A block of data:
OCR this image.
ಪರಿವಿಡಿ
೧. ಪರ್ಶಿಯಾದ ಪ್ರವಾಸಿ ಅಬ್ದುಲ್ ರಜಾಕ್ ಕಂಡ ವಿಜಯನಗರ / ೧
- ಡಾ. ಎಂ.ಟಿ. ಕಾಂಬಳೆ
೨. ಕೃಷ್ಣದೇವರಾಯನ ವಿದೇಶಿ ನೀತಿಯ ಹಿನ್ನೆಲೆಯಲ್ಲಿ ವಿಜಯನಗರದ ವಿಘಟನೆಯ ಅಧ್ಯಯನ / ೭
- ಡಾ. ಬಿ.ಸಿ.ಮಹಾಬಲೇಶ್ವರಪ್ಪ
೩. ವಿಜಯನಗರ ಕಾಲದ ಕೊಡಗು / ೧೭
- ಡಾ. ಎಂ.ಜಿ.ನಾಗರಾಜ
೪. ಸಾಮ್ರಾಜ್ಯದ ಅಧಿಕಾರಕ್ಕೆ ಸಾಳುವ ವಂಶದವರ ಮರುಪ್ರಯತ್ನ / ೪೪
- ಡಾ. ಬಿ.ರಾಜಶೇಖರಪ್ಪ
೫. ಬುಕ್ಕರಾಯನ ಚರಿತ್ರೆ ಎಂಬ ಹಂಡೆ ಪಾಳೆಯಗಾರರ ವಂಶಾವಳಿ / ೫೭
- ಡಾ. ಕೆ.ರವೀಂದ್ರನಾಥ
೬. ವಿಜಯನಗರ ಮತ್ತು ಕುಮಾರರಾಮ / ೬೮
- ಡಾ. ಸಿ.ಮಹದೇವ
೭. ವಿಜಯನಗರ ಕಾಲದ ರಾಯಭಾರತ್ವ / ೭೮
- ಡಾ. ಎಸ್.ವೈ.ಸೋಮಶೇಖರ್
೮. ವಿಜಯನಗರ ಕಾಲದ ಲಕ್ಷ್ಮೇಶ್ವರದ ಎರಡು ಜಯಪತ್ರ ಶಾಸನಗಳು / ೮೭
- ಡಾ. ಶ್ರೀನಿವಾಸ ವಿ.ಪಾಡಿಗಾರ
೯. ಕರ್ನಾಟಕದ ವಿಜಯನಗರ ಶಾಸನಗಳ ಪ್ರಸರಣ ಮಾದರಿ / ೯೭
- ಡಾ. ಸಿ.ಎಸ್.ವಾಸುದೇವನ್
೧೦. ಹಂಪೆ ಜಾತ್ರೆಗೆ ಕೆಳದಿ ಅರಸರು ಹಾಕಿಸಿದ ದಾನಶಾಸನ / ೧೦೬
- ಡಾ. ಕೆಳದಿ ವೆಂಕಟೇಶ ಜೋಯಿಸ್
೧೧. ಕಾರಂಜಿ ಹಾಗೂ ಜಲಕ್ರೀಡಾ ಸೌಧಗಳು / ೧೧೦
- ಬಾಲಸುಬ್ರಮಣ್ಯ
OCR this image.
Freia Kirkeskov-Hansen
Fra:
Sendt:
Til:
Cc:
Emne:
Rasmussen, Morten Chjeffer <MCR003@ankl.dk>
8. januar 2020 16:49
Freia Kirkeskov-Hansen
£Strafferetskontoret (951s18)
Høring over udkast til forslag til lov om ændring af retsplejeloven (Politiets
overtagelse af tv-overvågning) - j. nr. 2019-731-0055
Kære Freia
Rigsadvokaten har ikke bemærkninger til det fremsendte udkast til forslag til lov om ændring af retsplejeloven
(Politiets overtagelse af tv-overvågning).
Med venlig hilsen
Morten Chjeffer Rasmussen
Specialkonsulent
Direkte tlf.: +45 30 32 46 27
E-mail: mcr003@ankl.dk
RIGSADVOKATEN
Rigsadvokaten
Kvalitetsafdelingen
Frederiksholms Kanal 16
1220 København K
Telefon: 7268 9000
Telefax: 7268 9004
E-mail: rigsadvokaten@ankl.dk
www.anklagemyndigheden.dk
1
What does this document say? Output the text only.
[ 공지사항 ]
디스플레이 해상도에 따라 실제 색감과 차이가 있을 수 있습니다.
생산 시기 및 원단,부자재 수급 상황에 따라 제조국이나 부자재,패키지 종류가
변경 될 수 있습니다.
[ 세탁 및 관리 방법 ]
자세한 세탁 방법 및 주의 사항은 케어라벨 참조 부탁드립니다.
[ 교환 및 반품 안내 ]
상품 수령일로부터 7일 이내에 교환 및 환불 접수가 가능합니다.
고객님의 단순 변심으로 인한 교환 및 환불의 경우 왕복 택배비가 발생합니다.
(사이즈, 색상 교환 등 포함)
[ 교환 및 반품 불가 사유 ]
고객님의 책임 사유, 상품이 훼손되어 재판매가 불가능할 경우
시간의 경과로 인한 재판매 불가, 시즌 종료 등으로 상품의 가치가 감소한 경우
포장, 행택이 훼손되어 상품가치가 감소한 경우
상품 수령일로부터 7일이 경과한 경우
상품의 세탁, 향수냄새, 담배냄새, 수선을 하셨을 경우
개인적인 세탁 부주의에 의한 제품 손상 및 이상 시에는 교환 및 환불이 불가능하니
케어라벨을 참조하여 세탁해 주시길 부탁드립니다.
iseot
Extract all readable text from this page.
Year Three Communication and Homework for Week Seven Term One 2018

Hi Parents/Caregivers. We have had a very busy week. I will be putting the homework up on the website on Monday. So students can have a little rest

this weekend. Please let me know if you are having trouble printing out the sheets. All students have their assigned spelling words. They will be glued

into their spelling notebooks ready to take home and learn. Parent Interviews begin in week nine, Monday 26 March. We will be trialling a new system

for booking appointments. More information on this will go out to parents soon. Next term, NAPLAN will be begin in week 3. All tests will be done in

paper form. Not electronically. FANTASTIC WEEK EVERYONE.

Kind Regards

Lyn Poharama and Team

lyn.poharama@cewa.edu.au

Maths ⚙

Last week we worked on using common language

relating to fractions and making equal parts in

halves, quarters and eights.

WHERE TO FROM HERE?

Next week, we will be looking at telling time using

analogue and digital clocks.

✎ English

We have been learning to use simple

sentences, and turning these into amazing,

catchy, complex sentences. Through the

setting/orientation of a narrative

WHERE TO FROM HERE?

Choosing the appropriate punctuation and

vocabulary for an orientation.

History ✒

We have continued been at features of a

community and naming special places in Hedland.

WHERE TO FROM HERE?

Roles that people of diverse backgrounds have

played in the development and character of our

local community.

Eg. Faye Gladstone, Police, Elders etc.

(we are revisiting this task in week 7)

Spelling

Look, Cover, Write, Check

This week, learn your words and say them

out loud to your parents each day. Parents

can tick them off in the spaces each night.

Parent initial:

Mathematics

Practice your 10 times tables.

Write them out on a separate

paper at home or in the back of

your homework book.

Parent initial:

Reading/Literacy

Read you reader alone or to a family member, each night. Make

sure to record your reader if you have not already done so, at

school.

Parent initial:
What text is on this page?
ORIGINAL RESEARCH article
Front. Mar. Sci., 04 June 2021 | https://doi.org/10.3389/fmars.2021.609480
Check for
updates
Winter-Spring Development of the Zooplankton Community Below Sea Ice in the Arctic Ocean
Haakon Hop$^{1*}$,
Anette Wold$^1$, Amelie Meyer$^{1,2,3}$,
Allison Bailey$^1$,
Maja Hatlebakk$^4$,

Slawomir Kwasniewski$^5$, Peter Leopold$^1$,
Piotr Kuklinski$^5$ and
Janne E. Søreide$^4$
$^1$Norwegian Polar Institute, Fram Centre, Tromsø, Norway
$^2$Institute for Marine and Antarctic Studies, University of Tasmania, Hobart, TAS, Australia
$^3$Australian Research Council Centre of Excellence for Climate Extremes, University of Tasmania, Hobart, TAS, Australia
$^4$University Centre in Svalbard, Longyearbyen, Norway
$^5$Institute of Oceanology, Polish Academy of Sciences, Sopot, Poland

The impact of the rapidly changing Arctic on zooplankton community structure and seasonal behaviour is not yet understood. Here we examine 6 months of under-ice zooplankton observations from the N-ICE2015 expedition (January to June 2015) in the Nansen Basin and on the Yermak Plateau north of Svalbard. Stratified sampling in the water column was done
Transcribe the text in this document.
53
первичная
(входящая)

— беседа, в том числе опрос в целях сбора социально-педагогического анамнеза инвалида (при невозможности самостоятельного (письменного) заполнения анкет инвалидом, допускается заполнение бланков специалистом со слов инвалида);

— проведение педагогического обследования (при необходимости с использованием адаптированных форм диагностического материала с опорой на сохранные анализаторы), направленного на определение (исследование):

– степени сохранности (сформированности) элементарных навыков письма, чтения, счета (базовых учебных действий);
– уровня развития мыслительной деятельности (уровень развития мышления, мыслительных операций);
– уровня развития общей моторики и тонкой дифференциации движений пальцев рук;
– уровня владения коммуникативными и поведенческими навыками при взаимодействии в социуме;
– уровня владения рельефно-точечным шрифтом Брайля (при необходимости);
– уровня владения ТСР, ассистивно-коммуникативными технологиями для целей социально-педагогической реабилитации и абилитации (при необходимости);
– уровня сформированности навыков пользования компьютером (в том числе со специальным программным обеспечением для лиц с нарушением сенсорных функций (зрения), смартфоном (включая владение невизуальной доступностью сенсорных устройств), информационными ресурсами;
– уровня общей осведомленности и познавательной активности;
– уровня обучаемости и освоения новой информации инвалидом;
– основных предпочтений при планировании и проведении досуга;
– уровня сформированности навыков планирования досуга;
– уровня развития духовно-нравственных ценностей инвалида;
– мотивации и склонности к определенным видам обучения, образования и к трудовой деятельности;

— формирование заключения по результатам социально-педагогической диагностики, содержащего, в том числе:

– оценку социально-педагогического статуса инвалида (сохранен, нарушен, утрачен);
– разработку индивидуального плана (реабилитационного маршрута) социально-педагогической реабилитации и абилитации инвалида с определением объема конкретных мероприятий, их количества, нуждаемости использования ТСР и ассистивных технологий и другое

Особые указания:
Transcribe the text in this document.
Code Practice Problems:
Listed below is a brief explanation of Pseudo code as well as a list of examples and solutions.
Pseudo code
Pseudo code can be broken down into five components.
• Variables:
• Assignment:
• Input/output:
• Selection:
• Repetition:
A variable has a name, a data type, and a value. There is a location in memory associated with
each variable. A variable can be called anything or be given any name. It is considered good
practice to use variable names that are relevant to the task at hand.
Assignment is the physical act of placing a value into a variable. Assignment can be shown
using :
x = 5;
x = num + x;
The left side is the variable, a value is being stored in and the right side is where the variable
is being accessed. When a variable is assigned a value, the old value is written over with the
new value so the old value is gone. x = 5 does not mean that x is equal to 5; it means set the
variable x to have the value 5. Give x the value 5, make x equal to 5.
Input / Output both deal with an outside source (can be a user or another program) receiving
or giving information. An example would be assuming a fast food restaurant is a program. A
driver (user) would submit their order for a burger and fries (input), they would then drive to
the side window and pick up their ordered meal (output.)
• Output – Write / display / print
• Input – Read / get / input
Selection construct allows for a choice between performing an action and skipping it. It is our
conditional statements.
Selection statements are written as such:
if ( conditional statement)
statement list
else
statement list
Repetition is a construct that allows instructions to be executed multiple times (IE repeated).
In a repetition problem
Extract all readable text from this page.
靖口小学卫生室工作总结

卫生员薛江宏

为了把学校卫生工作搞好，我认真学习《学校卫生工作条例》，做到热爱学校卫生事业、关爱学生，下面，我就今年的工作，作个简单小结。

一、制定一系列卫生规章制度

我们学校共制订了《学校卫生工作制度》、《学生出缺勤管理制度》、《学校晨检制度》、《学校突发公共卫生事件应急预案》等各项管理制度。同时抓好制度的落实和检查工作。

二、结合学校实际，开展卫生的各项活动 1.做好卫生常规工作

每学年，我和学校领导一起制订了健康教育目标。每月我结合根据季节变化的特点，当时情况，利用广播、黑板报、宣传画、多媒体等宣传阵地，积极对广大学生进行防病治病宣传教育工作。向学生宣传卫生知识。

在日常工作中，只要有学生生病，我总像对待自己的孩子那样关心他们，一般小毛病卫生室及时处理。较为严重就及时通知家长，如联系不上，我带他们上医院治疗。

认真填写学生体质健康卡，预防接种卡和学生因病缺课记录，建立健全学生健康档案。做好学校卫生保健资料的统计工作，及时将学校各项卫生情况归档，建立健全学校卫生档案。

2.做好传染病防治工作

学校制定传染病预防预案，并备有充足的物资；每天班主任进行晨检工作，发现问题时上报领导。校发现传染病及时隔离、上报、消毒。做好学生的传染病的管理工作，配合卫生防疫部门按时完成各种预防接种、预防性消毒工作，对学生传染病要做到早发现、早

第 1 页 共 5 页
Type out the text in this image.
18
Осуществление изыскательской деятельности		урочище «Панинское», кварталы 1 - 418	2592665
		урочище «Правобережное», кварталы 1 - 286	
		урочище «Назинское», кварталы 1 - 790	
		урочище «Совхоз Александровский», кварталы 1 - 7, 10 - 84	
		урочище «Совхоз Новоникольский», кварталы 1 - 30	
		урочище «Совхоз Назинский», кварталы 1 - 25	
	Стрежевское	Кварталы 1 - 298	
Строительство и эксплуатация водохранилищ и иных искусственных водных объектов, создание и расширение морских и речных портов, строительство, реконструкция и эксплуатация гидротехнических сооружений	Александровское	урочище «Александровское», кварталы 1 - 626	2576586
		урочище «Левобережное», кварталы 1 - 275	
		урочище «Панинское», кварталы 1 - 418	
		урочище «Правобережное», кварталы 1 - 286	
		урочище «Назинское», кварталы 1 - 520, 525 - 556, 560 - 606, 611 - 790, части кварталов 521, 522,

**Exercise directions**
Copy all lines from the entries that contain the word "been".

**Exercise response**
We have been learning to use simple
We have continued been at features of a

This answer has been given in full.